Aim
Give the number of lines below that contain the word "以广州市增城区正果镇为例", and nothing else.

Stored data
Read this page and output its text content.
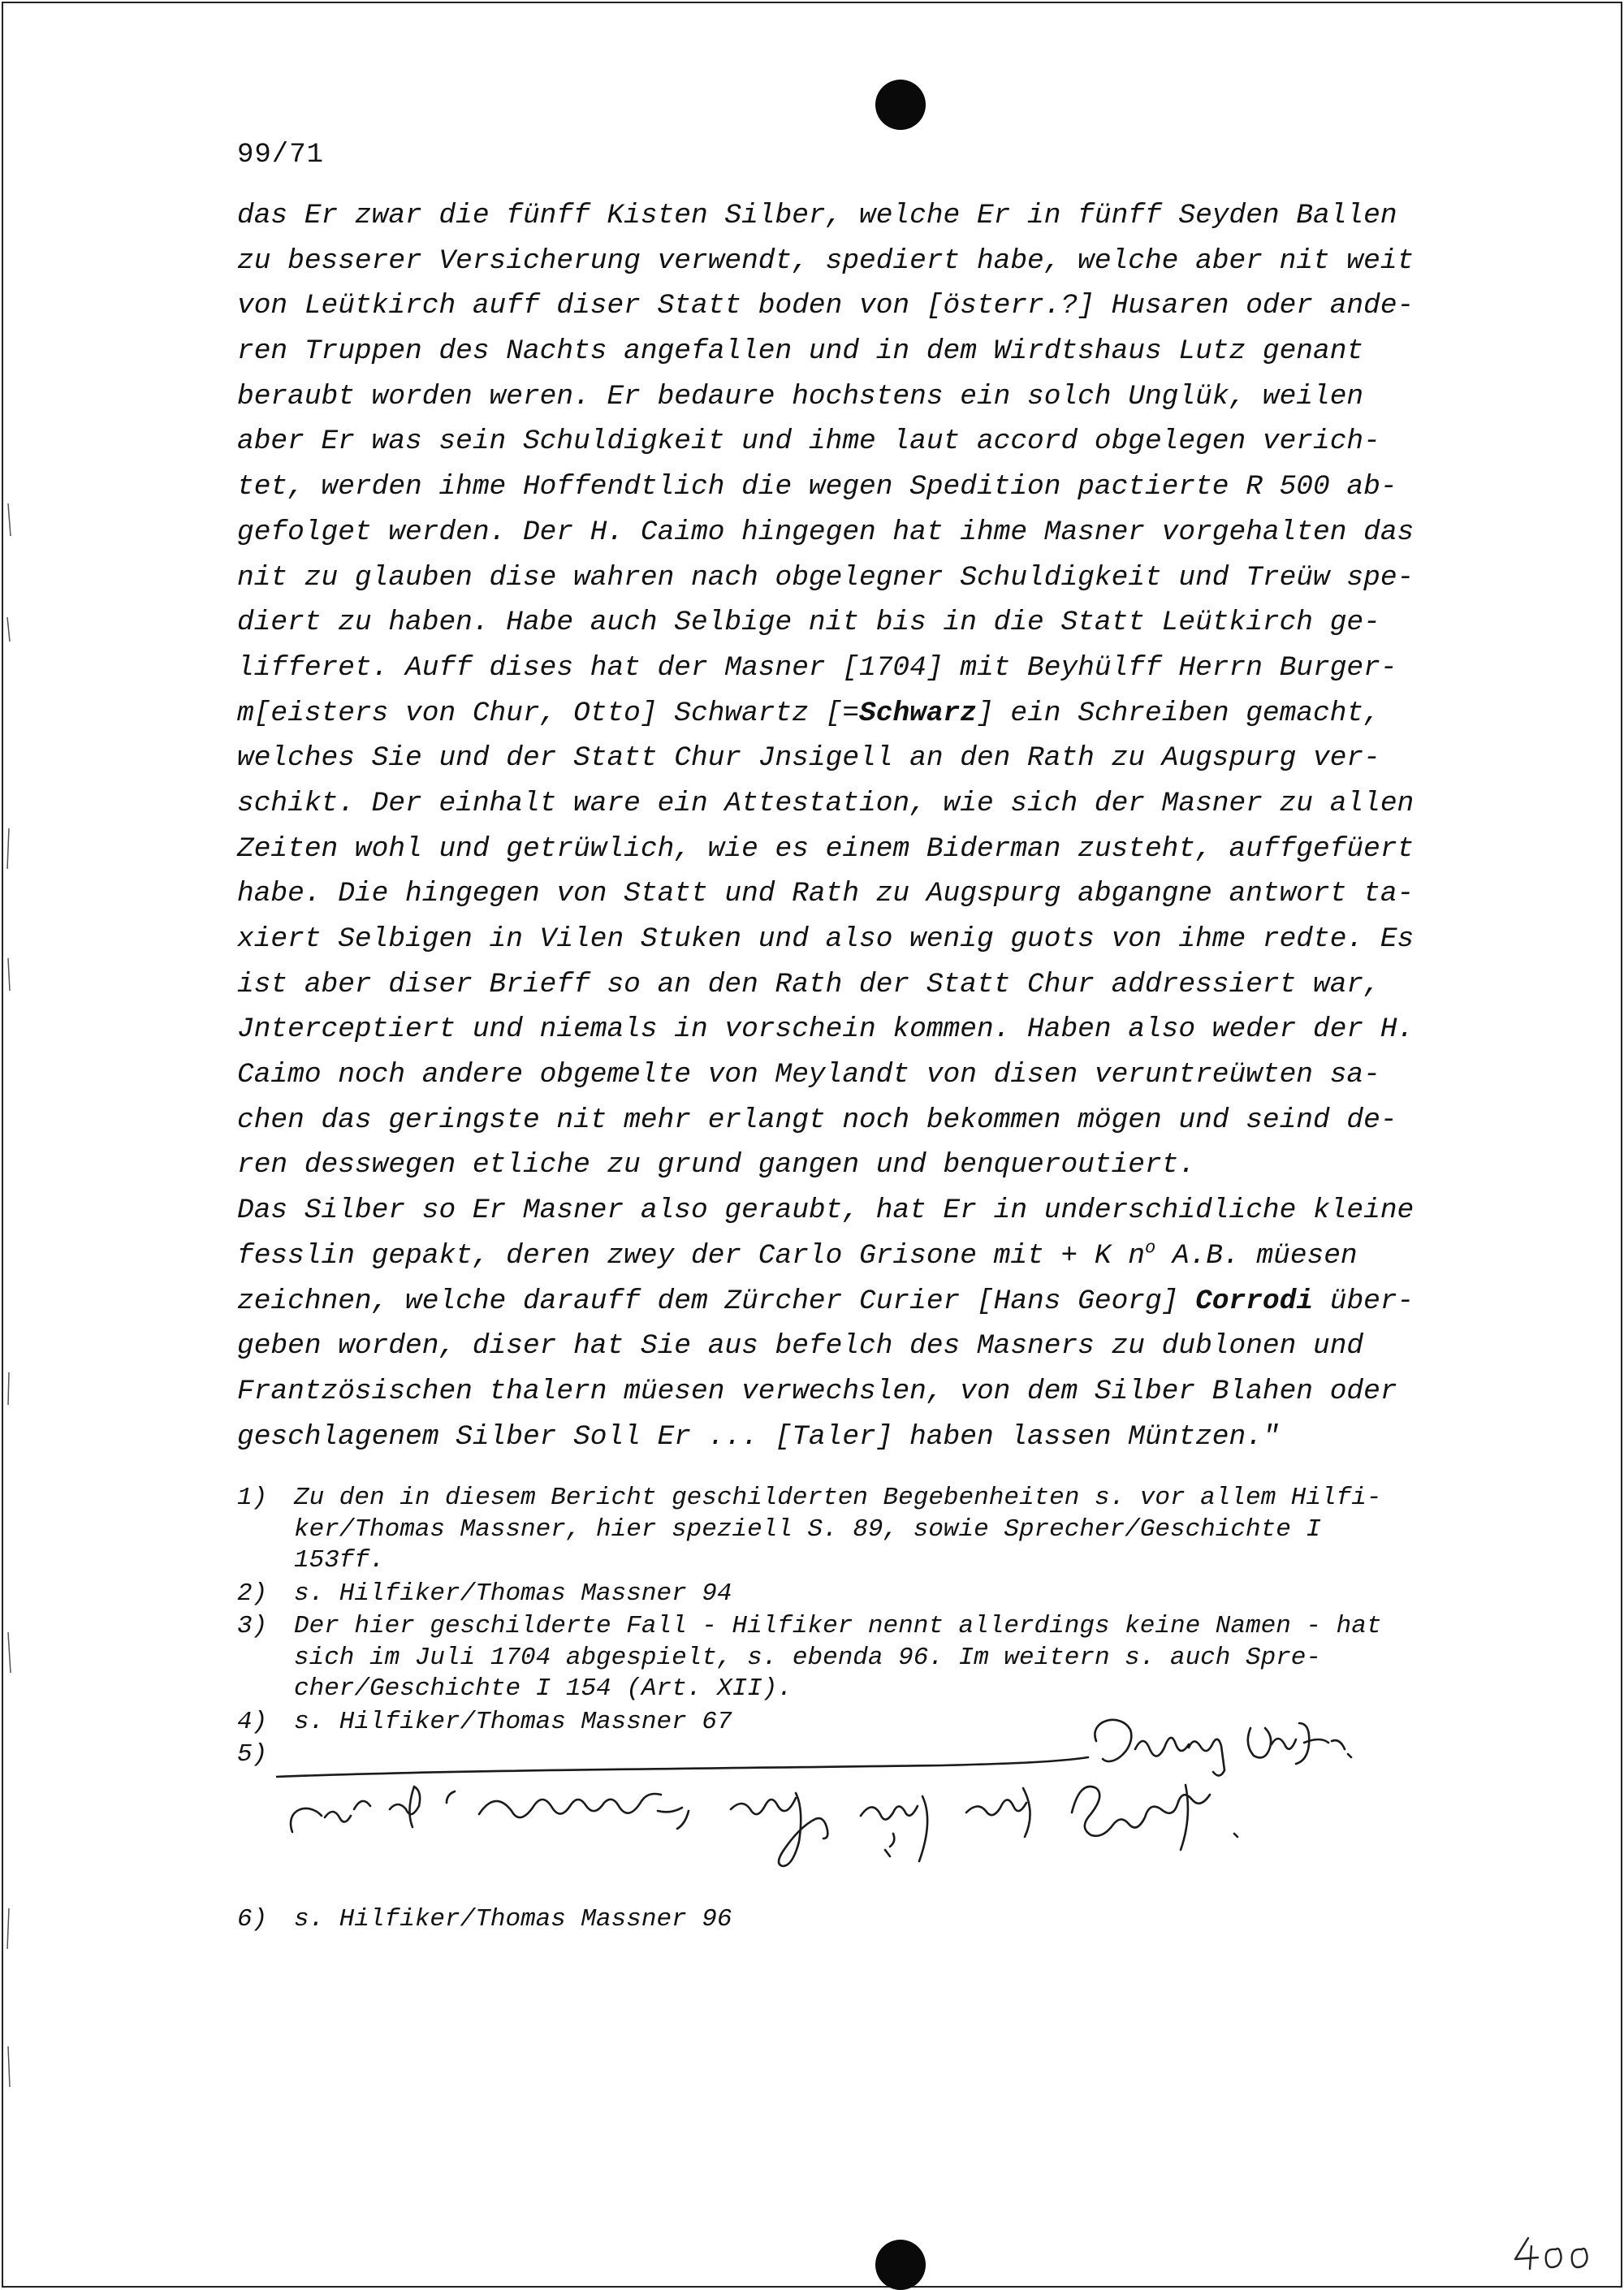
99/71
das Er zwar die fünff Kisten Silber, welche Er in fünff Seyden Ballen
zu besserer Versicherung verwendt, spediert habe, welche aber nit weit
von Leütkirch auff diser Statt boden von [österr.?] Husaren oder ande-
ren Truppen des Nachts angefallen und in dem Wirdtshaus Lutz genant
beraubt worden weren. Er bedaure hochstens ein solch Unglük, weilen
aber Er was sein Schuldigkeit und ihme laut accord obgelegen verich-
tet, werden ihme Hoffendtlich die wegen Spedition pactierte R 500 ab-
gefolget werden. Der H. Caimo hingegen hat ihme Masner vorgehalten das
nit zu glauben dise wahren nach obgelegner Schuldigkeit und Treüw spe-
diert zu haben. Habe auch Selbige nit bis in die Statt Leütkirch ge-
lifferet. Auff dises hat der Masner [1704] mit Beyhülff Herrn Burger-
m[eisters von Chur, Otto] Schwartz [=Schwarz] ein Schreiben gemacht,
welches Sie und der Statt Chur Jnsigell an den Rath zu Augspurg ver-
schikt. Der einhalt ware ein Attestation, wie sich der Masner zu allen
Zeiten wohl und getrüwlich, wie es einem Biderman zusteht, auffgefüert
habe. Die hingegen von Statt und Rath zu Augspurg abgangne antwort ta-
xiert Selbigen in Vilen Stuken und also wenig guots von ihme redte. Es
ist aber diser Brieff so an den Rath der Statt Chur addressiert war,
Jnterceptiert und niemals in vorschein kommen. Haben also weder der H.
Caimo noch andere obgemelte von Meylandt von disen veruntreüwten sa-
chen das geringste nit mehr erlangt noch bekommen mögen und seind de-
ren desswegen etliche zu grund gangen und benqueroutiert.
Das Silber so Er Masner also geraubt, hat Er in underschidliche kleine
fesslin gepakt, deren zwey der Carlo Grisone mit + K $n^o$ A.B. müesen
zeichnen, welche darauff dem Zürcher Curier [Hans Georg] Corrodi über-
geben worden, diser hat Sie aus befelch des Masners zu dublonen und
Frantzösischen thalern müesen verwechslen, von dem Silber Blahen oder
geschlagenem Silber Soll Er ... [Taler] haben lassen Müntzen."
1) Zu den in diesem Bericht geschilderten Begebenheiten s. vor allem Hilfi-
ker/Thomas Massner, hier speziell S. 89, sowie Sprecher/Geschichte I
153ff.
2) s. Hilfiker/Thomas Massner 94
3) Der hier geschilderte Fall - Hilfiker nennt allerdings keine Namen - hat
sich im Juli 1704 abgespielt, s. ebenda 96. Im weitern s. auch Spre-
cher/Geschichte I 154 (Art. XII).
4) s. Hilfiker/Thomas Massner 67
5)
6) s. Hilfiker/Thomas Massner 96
...
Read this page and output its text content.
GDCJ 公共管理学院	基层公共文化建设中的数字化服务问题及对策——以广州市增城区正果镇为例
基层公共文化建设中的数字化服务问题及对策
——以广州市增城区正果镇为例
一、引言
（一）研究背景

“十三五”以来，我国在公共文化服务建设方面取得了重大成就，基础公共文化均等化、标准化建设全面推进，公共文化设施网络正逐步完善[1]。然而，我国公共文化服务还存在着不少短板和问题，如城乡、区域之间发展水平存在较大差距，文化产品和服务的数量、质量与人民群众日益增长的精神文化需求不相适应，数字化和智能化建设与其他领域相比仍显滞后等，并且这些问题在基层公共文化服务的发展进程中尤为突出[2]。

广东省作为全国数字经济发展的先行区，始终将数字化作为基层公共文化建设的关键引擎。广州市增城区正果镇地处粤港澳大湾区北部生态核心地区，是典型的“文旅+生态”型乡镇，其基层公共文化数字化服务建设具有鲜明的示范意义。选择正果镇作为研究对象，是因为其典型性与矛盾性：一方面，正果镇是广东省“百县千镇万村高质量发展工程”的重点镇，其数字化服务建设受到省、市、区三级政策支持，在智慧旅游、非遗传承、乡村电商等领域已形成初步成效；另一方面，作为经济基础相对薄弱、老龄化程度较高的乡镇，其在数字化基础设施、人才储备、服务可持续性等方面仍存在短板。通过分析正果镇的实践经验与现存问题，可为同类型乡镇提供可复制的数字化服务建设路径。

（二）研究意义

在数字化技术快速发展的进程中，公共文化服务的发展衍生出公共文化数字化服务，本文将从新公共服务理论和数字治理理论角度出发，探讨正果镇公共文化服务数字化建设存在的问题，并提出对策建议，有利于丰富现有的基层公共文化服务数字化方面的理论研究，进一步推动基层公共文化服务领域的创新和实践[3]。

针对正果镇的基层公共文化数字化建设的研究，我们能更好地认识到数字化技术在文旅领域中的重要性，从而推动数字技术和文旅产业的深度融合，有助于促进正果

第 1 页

Task output
2